__WORK TO DO__.
Can you quote the records below in full, word for word?
** Start of RAW DATA **
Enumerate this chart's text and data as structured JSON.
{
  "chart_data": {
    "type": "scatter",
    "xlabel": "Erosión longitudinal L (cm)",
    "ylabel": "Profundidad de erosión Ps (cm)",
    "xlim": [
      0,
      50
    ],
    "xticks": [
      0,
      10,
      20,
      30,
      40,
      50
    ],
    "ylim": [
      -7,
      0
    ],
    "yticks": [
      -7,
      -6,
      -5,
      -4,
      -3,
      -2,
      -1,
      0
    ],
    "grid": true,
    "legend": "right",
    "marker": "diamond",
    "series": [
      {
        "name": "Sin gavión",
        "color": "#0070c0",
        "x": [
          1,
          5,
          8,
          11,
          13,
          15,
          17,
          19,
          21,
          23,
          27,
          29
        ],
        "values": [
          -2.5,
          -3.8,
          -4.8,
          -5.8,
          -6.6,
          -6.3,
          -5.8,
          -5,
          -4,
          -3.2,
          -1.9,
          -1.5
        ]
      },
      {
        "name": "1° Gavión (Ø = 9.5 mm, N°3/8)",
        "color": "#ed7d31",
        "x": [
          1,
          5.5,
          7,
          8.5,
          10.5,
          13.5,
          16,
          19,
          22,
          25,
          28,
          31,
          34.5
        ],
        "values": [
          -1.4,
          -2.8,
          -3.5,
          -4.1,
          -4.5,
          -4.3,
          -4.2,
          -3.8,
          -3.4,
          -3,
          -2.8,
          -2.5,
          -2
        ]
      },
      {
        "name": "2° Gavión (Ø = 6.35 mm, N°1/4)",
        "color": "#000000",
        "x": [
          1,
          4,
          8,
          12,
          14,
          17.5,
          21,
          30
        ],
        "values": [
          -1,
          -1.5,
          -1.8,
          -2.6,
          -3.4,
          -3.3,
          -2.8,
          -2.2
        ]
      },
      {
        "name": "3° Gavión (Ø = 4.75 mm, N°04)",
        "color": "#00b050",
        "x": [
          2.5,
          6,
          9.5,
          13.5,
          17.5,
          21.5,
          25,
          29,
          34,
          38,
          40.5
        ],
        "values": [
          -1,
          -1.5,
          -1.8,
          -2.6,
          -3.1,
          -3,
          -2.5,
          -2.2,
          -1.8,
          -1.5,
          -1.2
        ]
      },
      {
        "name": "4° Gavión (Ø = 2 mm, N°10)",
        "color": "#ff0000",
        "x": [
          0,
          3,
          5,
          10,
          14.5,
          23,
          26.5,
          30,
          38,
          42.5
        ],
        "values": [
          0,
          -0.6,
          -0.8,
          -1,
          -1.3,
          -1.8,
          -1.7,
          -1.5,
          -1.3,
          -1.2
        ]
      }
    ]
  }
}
** End of RAW DATA **
__ANSWER TO THIS PROBLEM__.
Enumerate this chart's text and data as structured JSON.
{
  "chart_data": {
    "type": "scatter",
    "xlabel": "Erosión longitudinal L (cm)",
    "ylabel": "Profundidad de erosión Ps (cm)",
    "xlim": [
      0,
      50
    ],
    "xticks": [
      0,
      10,
      20,
      30,
      40,
      50
    ],
    "ylim": [
      -7,
      0
    ],
    "yticks": [
      -7,
      -6,
      -5,
      -4,
      -3,
      -2,
      -1,
      0
    ],
    "grid": true,
    "legend": "right",
    "marker": "diamond",
    "series": [
      {
        "name": "Sin gavión",
        "color": "#0070c0",
        "x": [
          1,
          5,
          8,
          11,
          13,
          15,
          17,
          19,
          21,
          23,
          27,
          29
        ],
        "values": [
          -2.5,
          -3.8,
          -4.8,
          -5.8,
          -6.6,
          -6.3,
          -5.8,
          -5,
          -4,
          -3.2,
          -1.9,
          -1.5
        ]
      },
      {
        "name": "1° Gavión (Ø = 9.5 mm, N°3/8)",
        "color": "#ed7d31",
        "x": [
          1,
          5.5,
          7,
          8.5,
          10.5,
          13.5,
          16,
          19,
          22,
          25,
          28,
          31,
          34.5
        ],
        "values": [
          -1.4,
          -2.8,
          -3.5,
          -4.1,
          -4.5,
          -4.3,
          -4.2,
          -3.8,
          -3.4,
          -3,
          -2.8,
          -2.5,
          -2
        ]
      },
      {
        "name": "2° Gavión (Ø = 6.35 mm, N°1/4)",
        "color": "#000000",
        "x": [
          1,
          4,
          8,
          12,
          14,
          17.5,
          21,
          30
        ],
        "values": [
          -1,
          -1.5,
          -1.8,
          -2.6,
          -3.4,
          -3.3,
          -2.8,
          -2.2
        ]
      },
      {
        "name": "3° Gavión (Ø = 4.75 mm, N°04)",
        "color": "#00b050",
        "x": [
          2.5,
          6,
          9.5,
          13.5,
          17.5,
          21.5,
          25,
          29,
          34,
          38,
          40.5
        ],
        "values": [
          -1,
          -1.5,
          -1.8,
          -2.6,
          -3.1,
          -3,
          -2.5,
          -2.2,
          -1.8,
          -1.5,
          -1.2
        ]
      },
      {
        "name": "4° Gavión (Ø = 2 mm, N°10)",
        "color": "#ff0000",
        "x": [
          0,
          3,
          5,
          10,
          14.5,
          23,
          26.5,
          30,
          38,
          42.5
        ],
        "values": [
          0,
          -0.6,
          -0.8,
          -1,
          -1.3,
          -1.8,
          -1.7,
          -1.5,
          -1.3,
          -1.2
        ]
      }
    ]
  }
}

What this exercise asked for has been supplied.